[start ENTRIES SUPPLIED]

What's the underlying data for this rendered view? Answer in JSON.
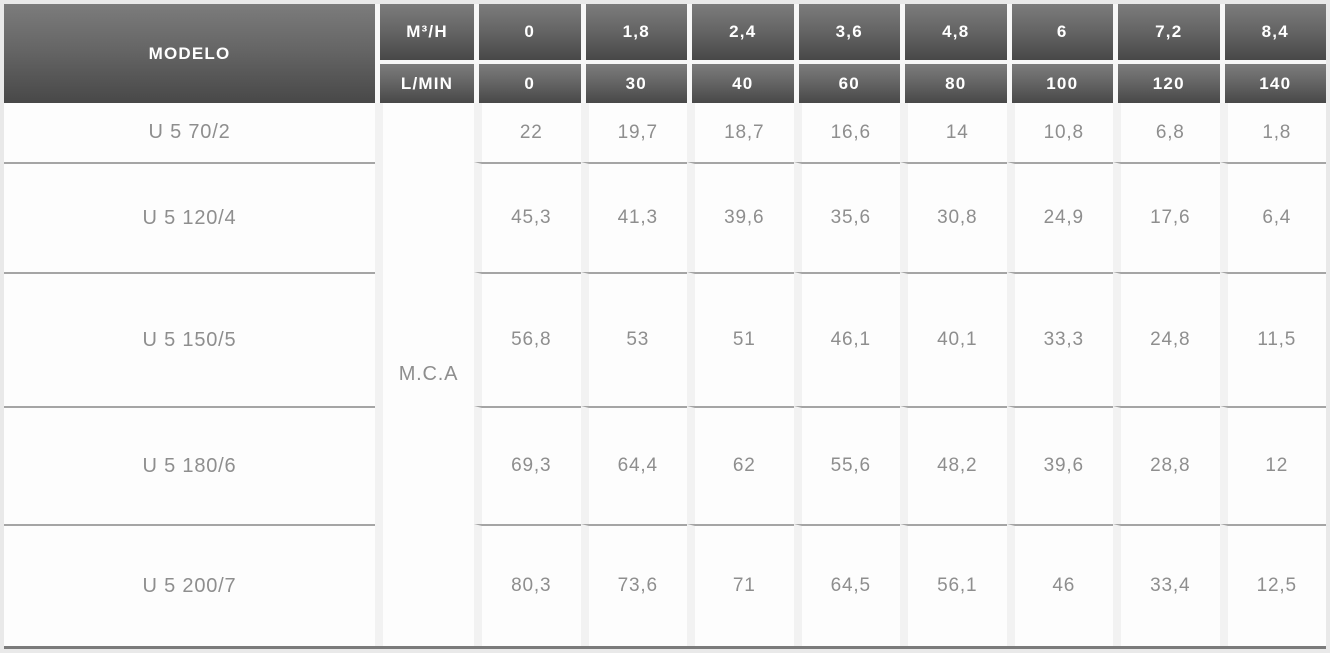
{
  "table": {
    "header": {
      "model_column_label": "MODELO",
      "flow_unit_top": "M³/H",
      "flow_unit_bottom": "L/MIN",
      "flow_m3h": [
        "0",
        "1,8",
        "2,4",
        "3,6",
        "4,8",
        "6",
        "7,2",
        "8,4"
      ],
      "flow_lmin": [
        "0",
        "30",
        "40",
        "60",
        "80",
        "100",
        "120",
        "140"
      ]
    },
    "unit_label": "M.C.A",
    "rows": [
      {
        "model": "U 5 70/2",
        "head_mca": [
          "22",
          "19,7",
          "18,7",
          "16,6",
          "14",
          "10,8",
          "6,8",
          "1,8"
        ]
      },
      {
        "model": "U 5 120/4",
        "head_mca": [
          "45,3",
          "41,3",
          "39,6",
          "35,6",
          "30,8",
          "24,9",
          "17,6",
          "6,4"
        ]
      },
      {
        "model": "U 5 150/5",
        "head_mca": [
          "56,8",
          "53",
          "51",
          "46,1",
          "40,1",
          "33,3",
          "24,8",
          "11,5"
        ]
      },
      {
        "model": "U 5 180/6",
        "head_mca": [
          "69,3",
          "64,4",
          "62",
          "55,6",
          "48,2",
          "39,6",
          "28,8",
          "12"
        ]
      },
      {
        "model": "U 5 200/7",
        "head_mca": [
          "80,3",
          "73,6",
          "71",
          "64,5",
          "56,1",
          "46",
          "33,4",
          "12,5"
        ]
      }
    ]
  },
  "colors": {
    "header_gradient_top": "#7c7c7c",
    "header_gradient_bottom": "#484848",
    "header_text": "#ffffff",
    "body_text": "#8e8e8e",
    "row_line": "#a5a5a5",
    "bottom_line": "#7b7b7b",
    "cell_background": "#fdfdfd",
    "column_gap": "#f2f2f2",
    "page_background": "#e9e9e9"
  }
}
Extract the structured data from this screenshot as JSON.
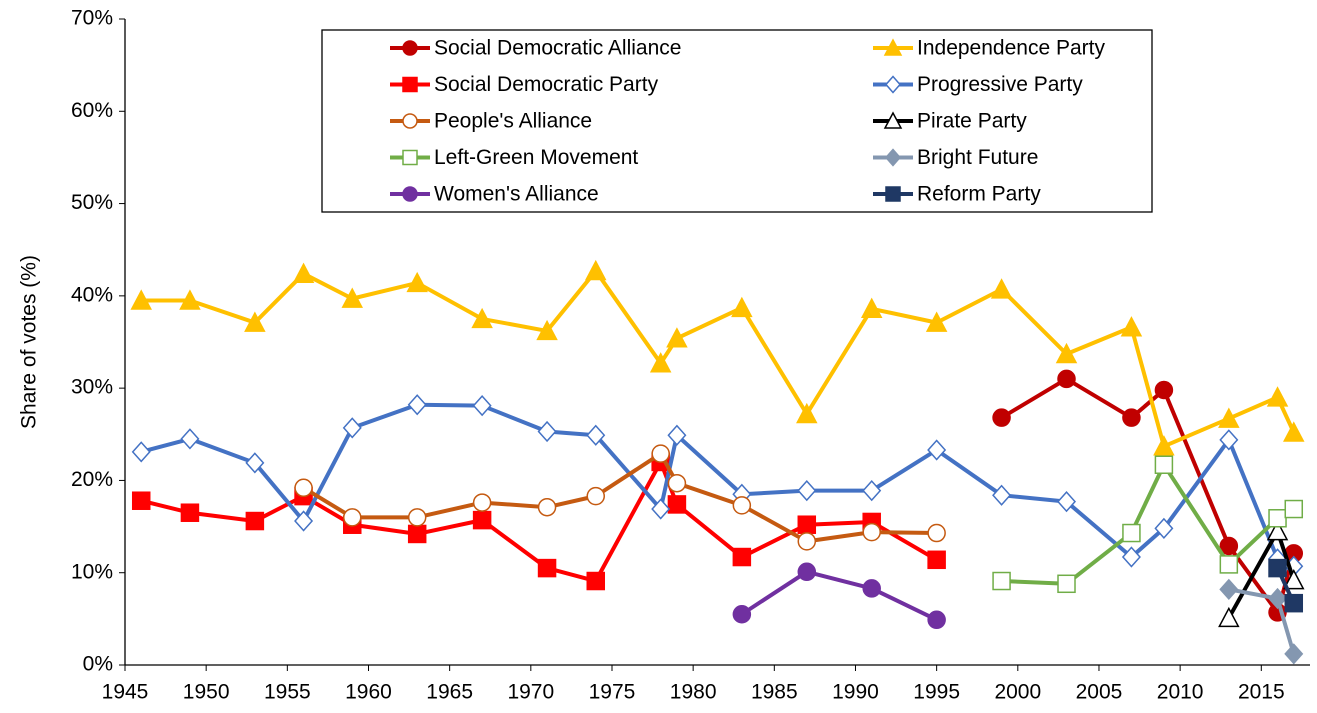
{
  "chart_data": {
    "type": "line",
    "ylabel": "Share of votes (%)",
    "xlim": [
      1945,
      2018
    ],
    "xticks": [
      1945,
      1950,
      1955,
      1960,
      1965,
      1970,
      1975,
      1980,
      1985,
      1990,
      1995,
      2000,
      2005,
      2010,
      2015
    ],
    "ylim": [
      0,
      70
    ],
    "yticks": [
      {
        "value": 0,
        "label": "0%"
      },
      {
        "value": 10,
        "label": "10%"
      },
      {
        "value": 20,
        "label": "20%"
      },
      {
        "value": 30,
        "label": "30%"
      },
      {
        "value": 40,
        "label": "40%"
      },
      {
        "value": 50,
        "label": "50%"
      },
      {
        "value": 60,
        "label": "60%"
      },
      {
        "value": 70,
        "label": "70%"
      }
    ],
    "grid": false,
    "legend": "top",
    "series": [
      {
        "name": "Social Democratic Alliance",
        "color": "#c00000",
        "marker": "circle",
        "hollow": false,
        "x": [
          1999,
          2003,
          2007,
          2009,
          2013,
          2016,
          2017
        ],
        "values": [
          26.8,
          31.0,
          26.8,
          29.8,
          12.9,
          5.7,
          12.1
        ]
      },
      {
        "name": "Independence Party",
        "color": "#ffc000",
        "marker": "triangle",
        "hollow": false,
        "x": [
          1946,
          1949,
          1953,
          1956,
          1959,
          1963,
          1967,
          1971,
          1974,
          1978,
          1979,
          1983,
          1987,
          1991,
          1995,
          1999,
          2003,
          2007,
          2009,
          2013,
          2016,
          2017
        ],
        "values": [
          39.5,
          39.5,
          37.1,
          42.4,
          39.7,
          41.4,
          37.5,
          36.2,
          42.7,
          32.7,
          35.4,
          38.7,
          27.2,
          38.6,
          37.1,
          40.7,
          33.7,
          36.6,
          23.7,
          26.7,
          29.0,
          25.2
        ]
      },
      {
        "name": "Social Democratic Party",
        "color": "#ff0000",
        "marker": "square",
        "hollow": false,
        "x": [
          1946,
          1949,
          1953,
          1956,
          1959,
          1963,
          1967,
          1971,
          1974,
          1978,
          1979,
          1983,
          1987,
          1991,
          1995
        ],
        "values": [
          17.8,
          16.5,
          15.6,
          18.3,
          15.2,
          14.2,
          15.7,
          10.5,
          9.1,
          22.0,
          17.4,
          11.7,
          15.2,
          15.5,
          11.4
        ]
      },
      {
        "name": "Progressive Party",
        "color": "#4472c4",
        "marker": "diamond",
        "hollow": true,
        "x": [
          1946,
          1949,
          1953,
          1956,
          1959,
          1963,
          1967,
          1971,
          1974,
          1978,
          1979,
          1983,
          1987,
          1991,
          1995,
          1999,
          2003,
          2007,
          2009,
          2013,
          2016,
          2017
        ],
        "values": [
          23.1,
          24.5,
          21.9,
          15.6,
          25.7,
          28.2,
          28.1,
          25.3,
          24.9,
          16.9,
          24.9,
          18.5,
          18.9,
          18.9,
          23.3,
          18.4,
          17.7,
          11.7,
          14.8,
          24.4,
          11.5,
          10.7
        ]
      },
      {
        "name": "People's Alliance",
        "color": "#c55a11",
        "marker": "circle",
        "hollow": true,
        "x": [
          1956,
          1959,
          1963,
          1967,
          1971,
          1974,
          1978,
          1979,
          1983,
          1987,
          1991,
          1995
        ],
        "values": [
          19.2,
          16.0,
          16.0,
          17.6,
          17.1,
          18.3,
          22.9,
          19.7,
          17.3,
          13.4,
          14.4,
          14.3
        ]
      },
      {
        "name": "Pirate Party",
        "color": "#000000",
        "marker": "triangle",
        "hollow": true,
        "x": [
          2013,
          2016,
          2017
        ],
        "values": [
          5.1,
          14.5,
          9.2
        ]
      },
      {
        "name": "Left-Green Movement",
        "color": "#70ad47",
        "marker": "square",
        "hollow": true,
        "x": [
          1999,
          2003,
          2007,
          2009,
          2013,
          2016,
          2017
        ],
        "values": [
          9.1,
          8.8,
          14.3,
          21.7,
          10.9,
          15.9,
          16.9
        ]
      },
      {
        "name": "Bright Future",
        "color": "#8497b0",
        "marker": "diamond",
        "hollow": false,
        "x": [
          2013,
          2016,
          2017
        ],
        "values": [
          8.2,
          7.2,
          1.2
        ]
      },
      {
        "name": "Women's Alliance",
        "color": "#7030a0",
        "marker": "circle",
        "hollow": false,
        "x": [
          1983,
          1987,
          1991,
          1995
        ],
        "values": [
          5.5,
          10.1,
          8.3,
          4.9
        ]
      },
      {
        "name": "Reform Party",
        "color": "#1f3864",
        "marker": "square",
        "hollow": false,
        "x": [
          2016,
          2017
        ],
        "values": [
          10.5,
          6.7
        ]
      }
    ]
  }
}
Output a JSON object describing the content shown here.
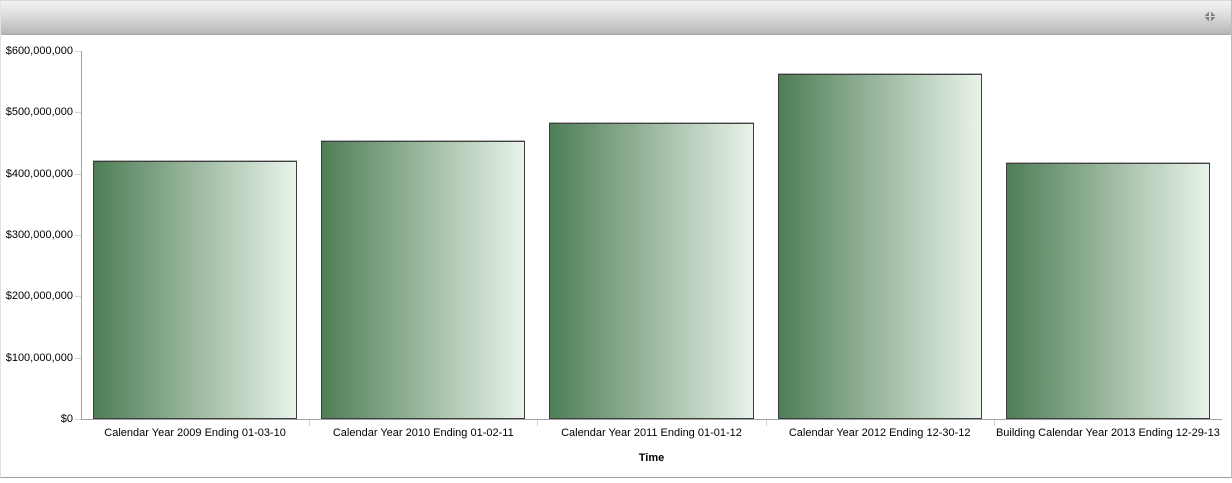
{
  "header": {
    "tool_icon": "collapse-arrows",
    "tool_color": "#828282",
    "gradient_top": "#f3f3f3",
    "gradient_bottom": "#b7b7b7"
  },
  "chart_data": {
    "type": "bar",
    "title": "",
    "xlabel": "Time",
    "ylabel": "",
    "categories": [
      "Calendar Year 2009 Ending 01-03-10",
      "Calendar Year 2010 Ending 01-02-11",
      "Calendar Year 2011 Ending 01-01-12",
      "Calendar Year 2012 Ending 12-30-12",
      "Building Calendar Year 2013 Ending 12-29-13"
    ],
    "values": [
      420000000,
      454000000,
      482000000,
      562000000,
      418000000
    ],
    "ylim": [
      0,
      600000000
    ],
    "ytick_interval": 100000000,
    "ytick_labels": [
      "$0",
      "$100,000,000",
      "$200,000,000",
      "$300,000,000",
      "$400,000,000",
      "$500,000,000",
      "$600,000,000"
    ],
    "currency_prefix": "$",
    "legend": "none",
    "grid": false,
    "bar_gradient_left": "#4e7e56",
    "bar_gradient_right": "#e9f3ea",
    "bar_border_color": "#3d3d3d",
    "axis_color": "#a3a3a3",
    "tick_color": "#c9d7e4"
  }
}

[end ENTRIES SUPPLIED]

* **WHAT THE TASK REQUIRES**: Each line in the listing above that contains "Party" should be copied.

* **RIGHT ANSWER**:
        "name": "Independence Party",
        "name": "Social Democratic Party",
        "name": "Progressive Party",
        "name": "Pirate Party",
        "name": "Reform Party",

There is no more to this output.